#### [Description of the task]
Answer with one number only: the number of lines that include the word "eProstor".

[start Supplied data]

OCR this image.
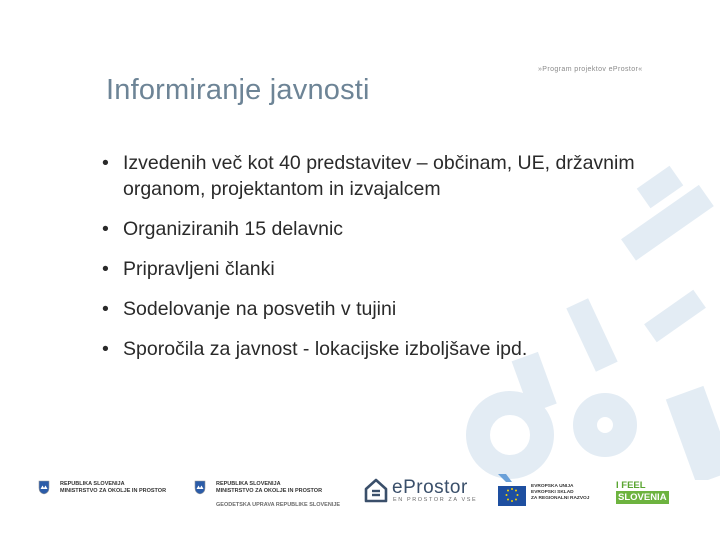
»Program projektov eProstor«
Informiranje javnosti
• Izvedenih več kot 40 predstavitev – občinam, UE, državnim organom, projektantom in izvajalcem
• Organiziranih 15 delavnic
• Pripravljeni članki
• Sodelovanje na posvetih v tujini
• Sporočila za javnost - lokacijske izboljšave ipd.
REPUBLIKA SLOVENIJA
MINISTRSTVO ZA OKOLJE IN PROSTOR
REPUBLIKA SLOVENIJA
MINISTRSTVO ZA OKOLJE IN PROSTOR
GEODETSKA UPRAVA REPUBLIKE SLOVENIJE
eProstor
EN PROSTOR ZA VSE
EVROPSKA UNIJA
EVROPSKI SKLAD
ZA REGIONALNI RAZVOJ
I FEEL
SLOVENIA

[end Supplied data]

#### [In response]
2